Requirements :: Copy the records below exactly, from the line containing "Enumerate this screenshot's" through the last line, and leave out every picture.

Items from a dataset ::
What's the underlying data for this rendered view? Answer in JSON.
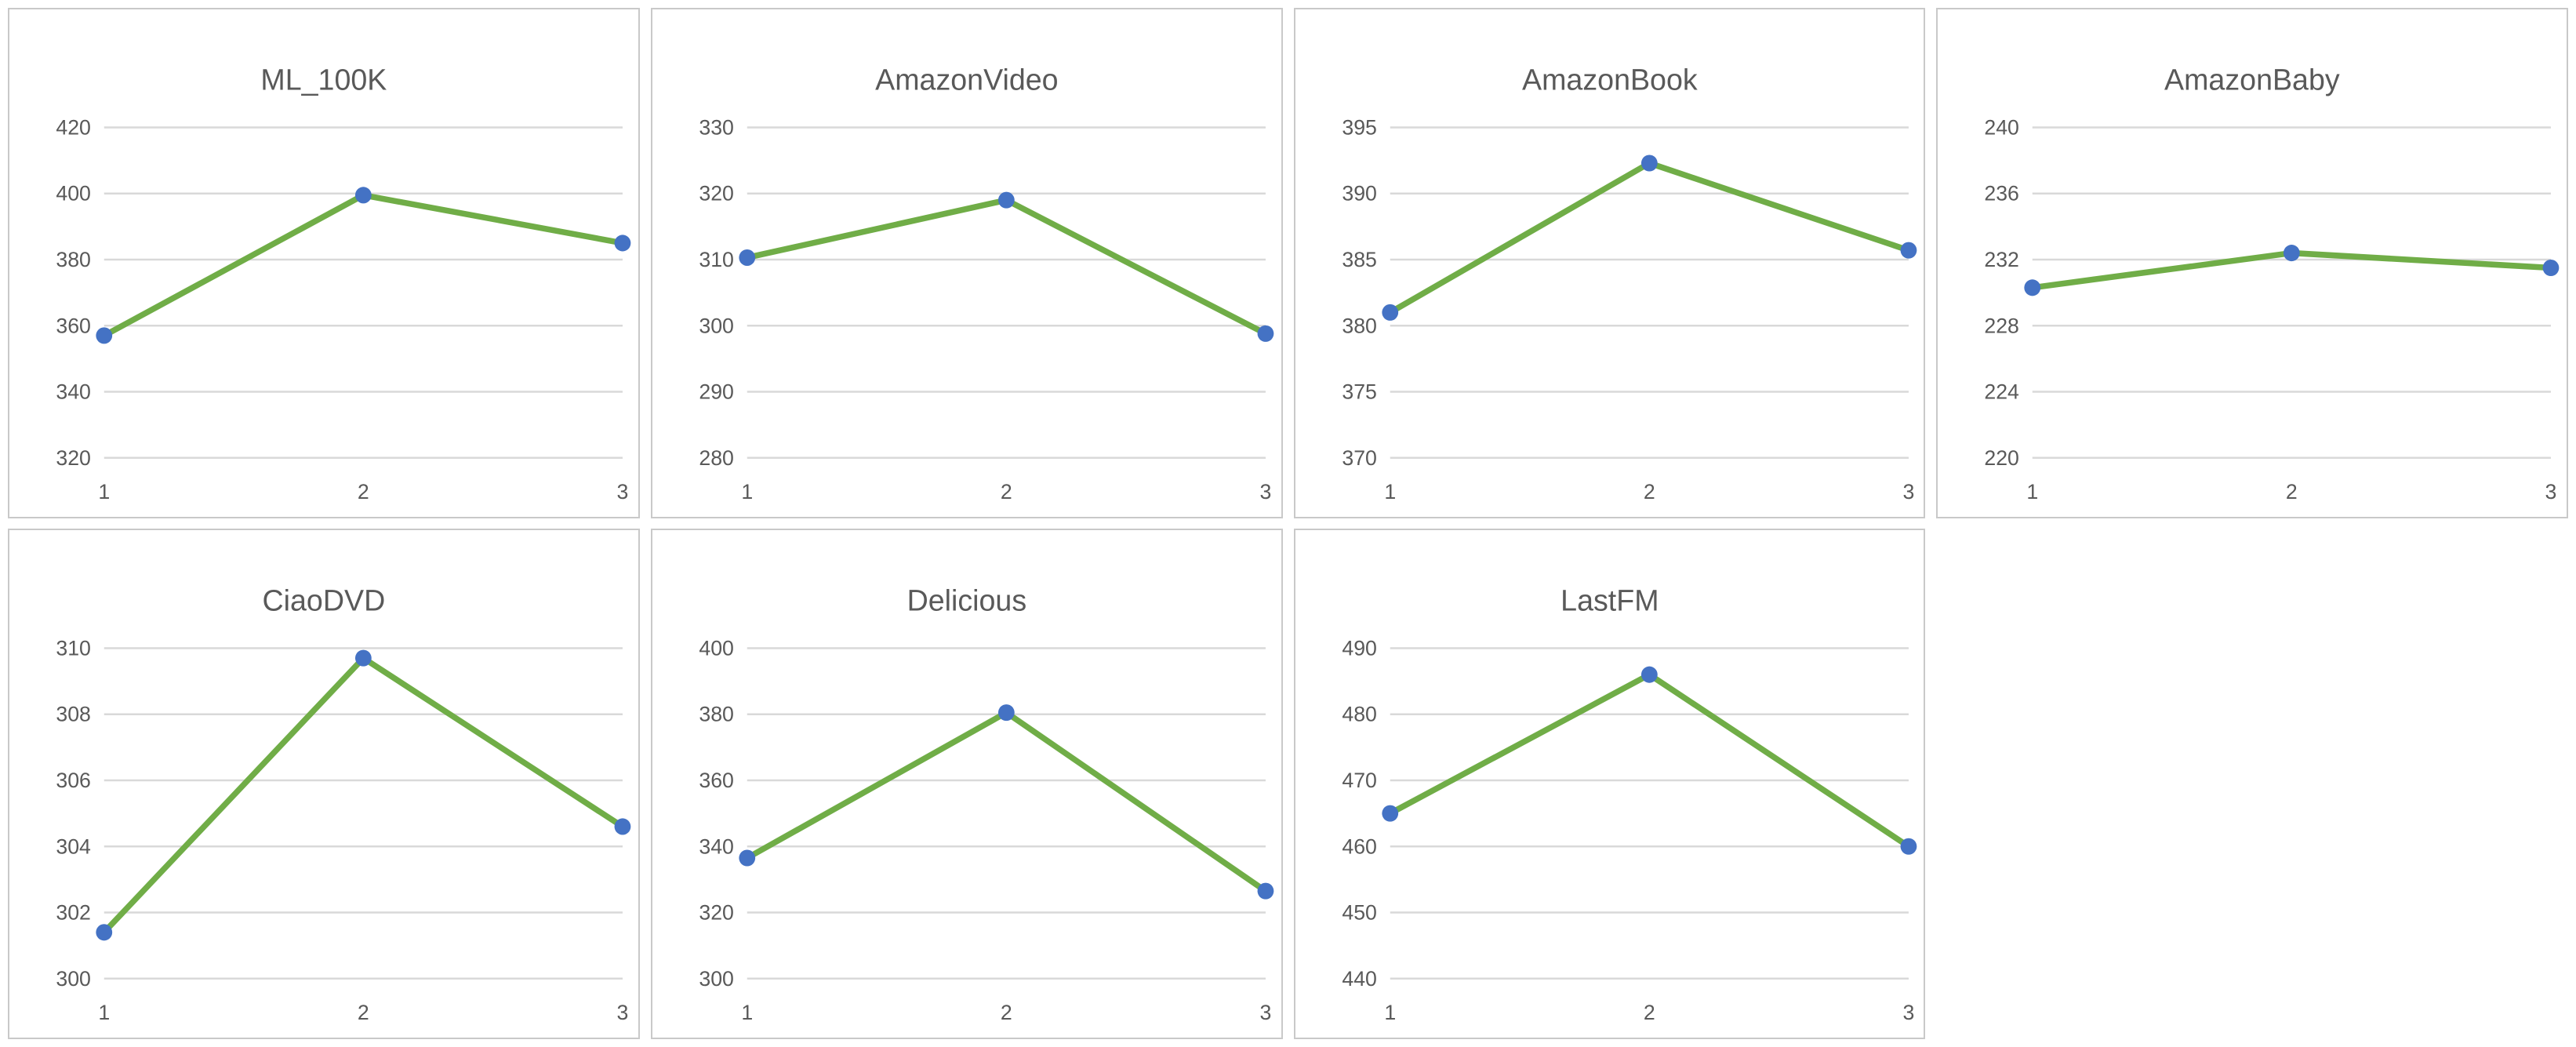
{
  "styles": {
    "line_color": "#70AD47",
    "marker_color": "#4472C4",
    "grid_color": "#D9D9D9",
    "panel_border_color": "#C9C9C9",
    "title_color": "#595959",
    "tick_color": "#595959",
    "background_color": "#FFFFFF"
  },
  "charts_grid": {
    "rows": 2,
    "cols": 4,
    "filled_cells": 7,
    "empty_cells": 1
  },
  "chart_data": [
    {
      "type": "line",
      "title": "ML_100K",
      "x": [
        "1",
        "2",
        "3"
      ],
      "values": [
        357,
        399.5,
        385
      ],
      "ylim": [
        320,
        420
      ],
      "yticks": [
        320,
        340,
        360,
        380,
        400,
        420
      ],
      "grid": true,
      "legend": "none",
      "marker": "circle"
    },
    {
      "type": "line",
      "title": "AmazonVideo",
      "x": [
        "1",
        "2",
        "3"
      ],
      "values": [
        310.3,
        319,
        298.8
      ],
      "ylim": [
        280,
        330
      ],
      "yticks": [
        280,
        290,
        300,
        310,
        320,
        330
      ],
      "grid": true,
      "legend": "none",
      "marker": "circle"
    },
    {
      "type": "line",
      "title": "AmazonBook",
      "x": [
        "1",
        "2",
        "3"
      ],
      "values": [
        381,
        392.3,
        385.7
      ],
      "ylim": [
        370,
        395
      ],
      "yticks": [
        370,
        375,
        380,
        385,
        390,
        395
      ],
      "grid": true,
      "legend": "none",
      "marker": "circle"
    },
    {
      "type": "line",
      "title": "AmazonBaby",
      "x": [
        "1",
        "2",
        "3"
      ],
      "values": [
        230.3,
        232.4,
        231.5
      ],
      "ylim": [
        220,
        240
      ],
      "yticks": [
        220,
        224,
        228,
        232,
        236,
        240
      ],
      "grid": true,
      "legend": "none",
      "marker": "circle"
    },
    {
      "type": "line",
      "title": "CiaoDVD",
      "x": [
        "1",
        "2",
        "3"
      ],
      "values": [
        301.4,
        309.7,
        304.6
      ],
      "ylim": [
        300,
        310
      ],
      "yticks": [
        300,
        302,
        304,
        306,
        308,
        310
      ],
      "grid": true,
      "legend": "none",
      "marker": "circle"
    },
    {
      "type": "line",
      "title": "Delicious",
      "x": [
        "1",
        "2",
        "3"
      ],
      "values": [
        336.5,
        380.5,
        326.5
      ],
      "ylim": [
        300,
        400
      ],
      "yticks": [
        300,
        320,
        340,
        360,
        380,
        400
      ],
      "grid": true,
      "legend": "none",
      "marker": "circle"
    },
    {
      "type": "line",
      "title": "LastFM",
      "x": [
        "1",
        "2",
        "3"
      ],
      "values": [
        465,
        486,
        460
      ],
      "ylim": [
        440,
        490
      ],
      "yticks": [
        440,
        450,
        460,
        470,
        480,
        490
      ],
      "grid": true,
      "legend": "none",
      "marker": "circle"
    }
  ]
}
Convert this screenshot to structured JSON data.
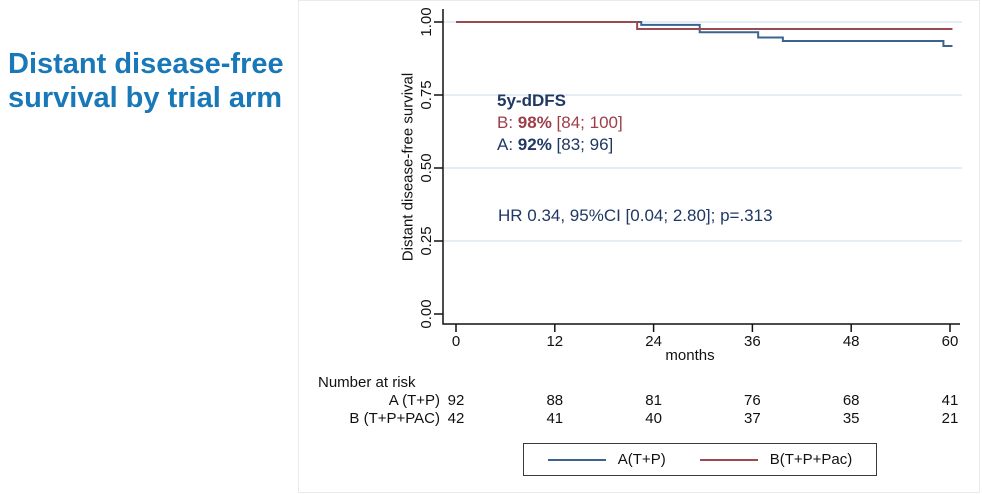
{
  "slide": {
    "title_line1": "Distant disease-free",
    "title_line2": "survival by trial arm"
  },
  "colors": {
    "title_blue": "#1878b8",
    "navy": "#1f3864",
    "maroon": "#9c3f4a",
    "line_blue": "#3c6390",
    "line_red": "#9c4a51",
    "gridline": "#dce7f3",
    "axis": "#111111"
  },
  "chart_data": {
    "type": "line",
    "variant": "kaplan_meier_step_curves",
    "title": "",
    "xlabel": "months",
    "ylabel": "Distant disease-free survival",
    "xlim": [
      0,
      60
    ],
    "ylim": [
      0.0,
      1.0
    ],
    "xticks": [
      0,
      12,
      24,
      36,
      48,
      60
    ],
    "ytick_values": [
      0,
      0.25,
      0.5,
      0.75,
      1.0
    ],
    "ytick_labels": [
      "0.00",
      "0.25",
      "0.50",
      "0.75",
      "1.00"
    ],
    "grid": "horizontal light-blue gridlines at y ticks",
    "legend_position": "bottom-center boxed",
    "series": [
      {
        "name": "A(T+P)",
        "color": "#3c6390",
        "step_points": [
          [
            0,
            1.0
          ],
          [
            22.5,
            1.0
          ],
          [
            22.5,
            0.99
          ],
          [
            29.6,
            0.99
          ],
          [
            29.6,
            0.965
          ],
          [
            36.7,
            0.965
          ],
          [
            36.7,
            0.947
          ],
          [
            39.7,
            0.947
          ],
          [
            39.7,
            0.935
          ],
          [
            59.2,
            0.935
          ],
          [
            59.2,
            0.918
          ],
          [
            60.3,
            0.918
          ]
        ]
      },
      {
        "name": "B(T+P+Pac)",
        "color": "#9c4a51",
        "step_points": [
          [
            0,
            1.0
          ],
          [
            22.0,
            1.0
          ],
          [
            22.0,
            0.976
          ],
          [
            60.3,
            0.976
          ]
        ]
      }
    ],
    "annotations": {
      "heading": "5y-dDFS",
      "b_prefix": "B: ",
      "b_value": "98%",
      "b_ci": " [84; 100]",
      "a_prefix": "A: ",
      "a_value": "92%",
      "a_ci": " [83; 96]",
      "hr": "HR 0.34, 95%CI [0.04; 2.80]; p=.313"
    },
    "number_at_risk": {
      "header": "Number at risk",
      "rows": [
        {
          "label": "A (T+P)",
          "values": [
            "92",
            "88",
            "81",
            "76",
            "68",
            "41"
          ]
        },
        {
          "label": "B (T+P+PAC)",
          "values": [
            "42",
            "41",
            "40",
            "37",
            "35",
            "21"
          ]
        }
      ]
    },
    "legend": {
      "items": [
        {
          "label": "A(T+P)",
          "color": "#3c6390"
        },
        {
          "label": "B(T+P+Pac)",
          "color": "#9c4a51"
        }
      ]
    }
  }
}
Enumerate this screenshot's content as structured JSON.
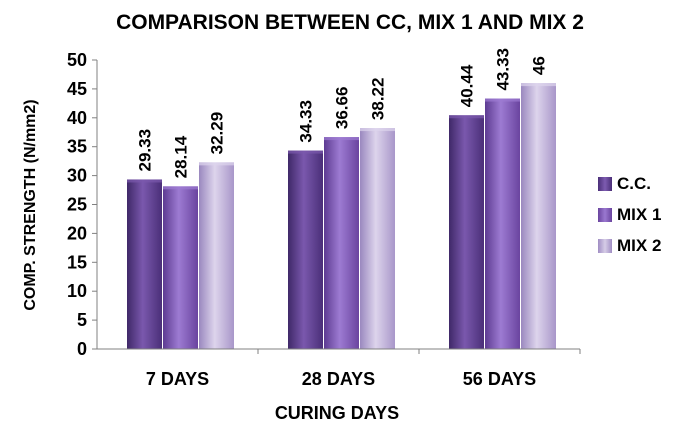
{
  "chart_data": {
    "type": "bar",
    "title": "COMPARISON BETWEEN CC, MIX 1 AND MIX 2",
    "xlabel": "CURING DAYS",
    "ylabel": "COMP. STRENGTH (N/mm2)",
    "categories": [
      "7 DAYS",
      "28 DAYS",
      "56 DAYS"
    ],
    "yticks": [
      "0",
      "5",
      "10",
      "15",
      "20",
      "25",
      "30",
      "35",
      "40",
      "45",
      "50"
    ],
    "ylim": [
      0,
      50
    ],
    "grid": false,
    "legend_position": "right",
    "series": [
      {
        "name": "C.C.",
        "values": [
          29.33,
          34.33,
          40.44
        ],
        "labels": [
          "29.33",
          "34.33",
          "40.44"
        ],
        "color": "#5e3d91"
      },
      {
        "name": "MIX 1",
        "values": [
          28.14,
          36.66,
          43.33
        ],
        "labels": [
          "28.14",
          "36.66",
          "43.33"
        ],
        "color": "#7e55b8"
      },
      {
        "name": "MIX 2",
        "values": [
          32.29,
          38.22,
          46
        ],
        "labels": [
          "32.29",
          "38.22",
          "46"
        ],
        "color": "#b6a6d2"
      }
    ]
  }
}
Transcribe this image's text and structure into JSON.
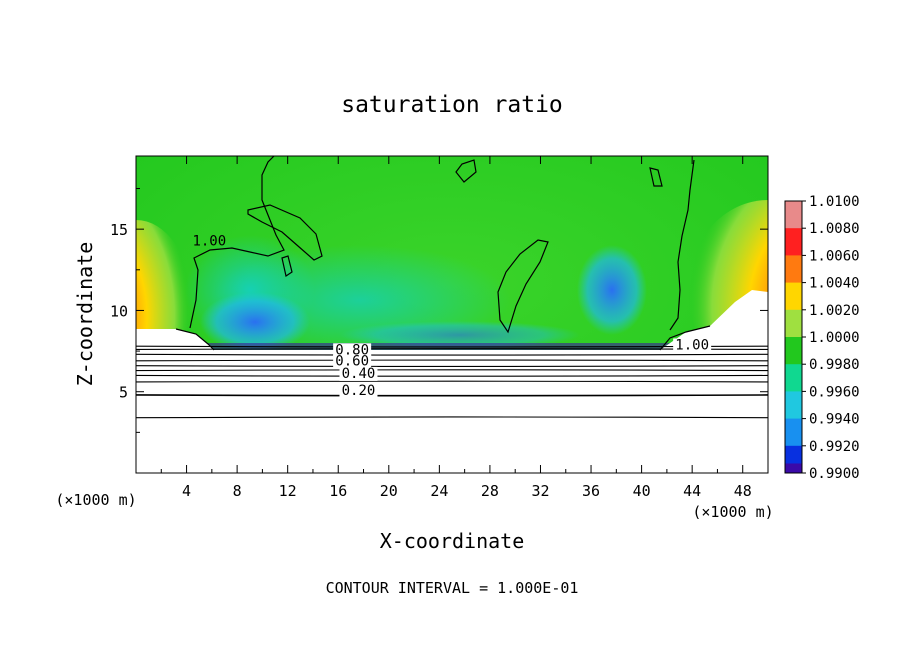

Exercise result ::
Enumerate this screenshot's content as structured JSON.
{
  "chart_data": {
    "type": "bar",
    "title": "COMPARISON BETWEEN CC, MIX 1 AND MIX 2",
    "xlabel": "CURING DAYS",
    "ylabel": "COMP. STRENGTH (N/mm2)",
    "categories": [
      "7 DAYS",
      "28 DAYS",
      "56 DAYS"
    ],
    "yticks": [
      "0",
      "5",
      "10",
      "15",
      "20",
      "25",
      "30",
      "35",
      "40",
      "45",
      "50"
    ],
    "ylim": [
      0,
      50
    ],
    "grid": false,
    "legend_position": "right",
    "series": [
      {
        "name": "C.C.",
        "values": [
          29.33,
          34.33,
          40.44
        ],
        "labels": [
          "29.33",
          "34.33",
          "40.44"
        ],
        "color": "#5e3d91"
      },
      {
        "name": "MIX 1",
        "values": [
          28.14,
          36.66,
          43.33
        ],
        "labels": [
          "28.14",
          "36.66",
          "43.33"
        ],
        "color": "#7e55b8"
      },
      {
        "name": "MIX 2",
        "values": [
          32.29,
          38.22,
          46
        ],
        "labels": [
          "32.29",
          "38.22",
          "46"
        ],
        "color": "#b6a6d2"
      }
    ]
  }
}
Transcribe this image's text and structure into JSON.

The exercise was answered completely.